[Stored entries]
▬▬▬

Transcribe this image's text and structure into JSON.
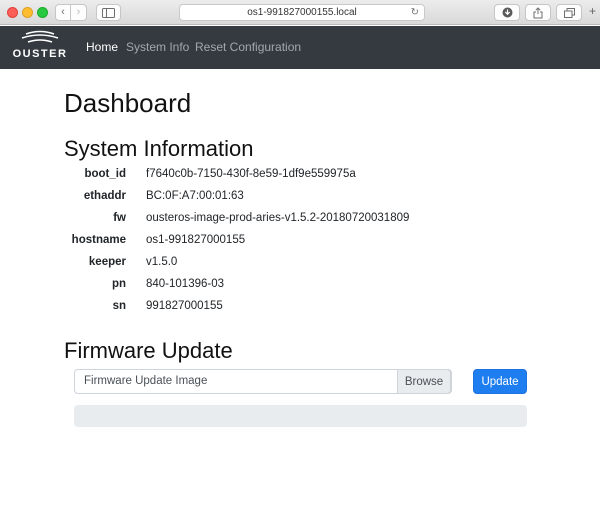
{
  "browser": {
    "url": "os1-991827000155.local",
    "back_glyph": "‹",
    "forward_glyph": "›",
    "reload_glyph": "↻",
    "add_glyph": "+"
  },
  "nav": {
    "brand": "OUSTER",
    "links": [
      {
        "label": "Home",
        "active": true
      },
      {
        "label": "System Info",
        "active": false
      },
      {
        "label": "Reset Configuration",
        "active": false
      }
    ]
  },
  "dashboard": {
    "title": "Dashboard",
    "system_info": {
      "heading": "System Information",
      "rows": [
        {
          "key": "boot_id",
          "value": "f7640c0b-7150-430f-8e59-1df9e559975a"
        },
        {
          "key": "ethaddr",
          "value": "BC:0F:A7:00:01:63"
        },
        {
          "key": "fw",
          "value": "ousteros-image-prod-aries-v1.5.2-20180720031809"
        },
        {
          "key": "hostname",
          "value": "os1-991827000155"
        },
        {
          "key": "keeper",
          "value": "v1.5.0"
        },
        {
          "key": "pn",
          "value": "840-101396-03"
        },
        {
          "key": "sn",
          "value": "991827000155"
        }
      ]
    },
    "firmware": {
      "heading": "Firmware Update",
      "file_placeholder": "Firmware Update Image",
      "browse_label": "Browse",
      "update_label": "Update",
      "progress_fraction": 0
    }
  },
  "colors": {
    "navbar_bg": "#343a40",
    "primary": "#1e7ef0",
    "progress_bg": "#e9ecef"
  }
}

▬▬▬

◆ **WHAT TO DO**: Return each line from the material above exactly, but not the pictures.

◆ **ANSWER**:
Transcribe this image's text and structure into JSON.
{
  "browser": {
    "url": "os1-991827000155.local",
    "back_glyph": "‹",
    "forward_glyph": "›",
    "reload_glyph": "↻",
    "add_glyph": "+"
  },
  "nav": {
    "brand": "OUSTER",
    "links": [
      {
        "label": "Home",
        "active": true
      },
      {
        "label": "System Info",
        "active": false
      },
      {
        "label": "Reset Configuration",
        "active": false
      }
    ]
  },
  "dashboard": {
    "title": "Dashboard",
    "system_info": {
      "heading": "System Information",
      "rows": [
        {
          "key": "boot_id",
          "value": "f7640c0b-7150-430f-8e59-1df9e559975a"
        },
        {
          "key": "ethaddr",
          "value": "BC:0F:A7:00:01:63"
        },
        {
          "key": "fw",
          "value": "ousteros-image-prod-aries-v1.5.2-20180720031809"
        },
        {
          "key": "hostname",
          "value": "os1-991827000155"
        },
        {
          "key": "keeper",
          "value": "v1.5.0"
        },
        {
          "key": "pn",
          "value": "840-101396-03"
        },
        {
          "key": "sn",
          "value": "991827000155"
        }
      ]
    },
    "firmware": {
      "heading": "Firmware Update",
      "file_placeholder": "Firmware Update Image",
      "browse_label": "Browse",
      "update_label": "Update",
      "progress_fraction": 0
    }
  },
  "colors": {
    "navbar_bg": "#343a40",
    "primary": "#1e7ef0",
    "progress_bg": "#e9ecef"
  }
}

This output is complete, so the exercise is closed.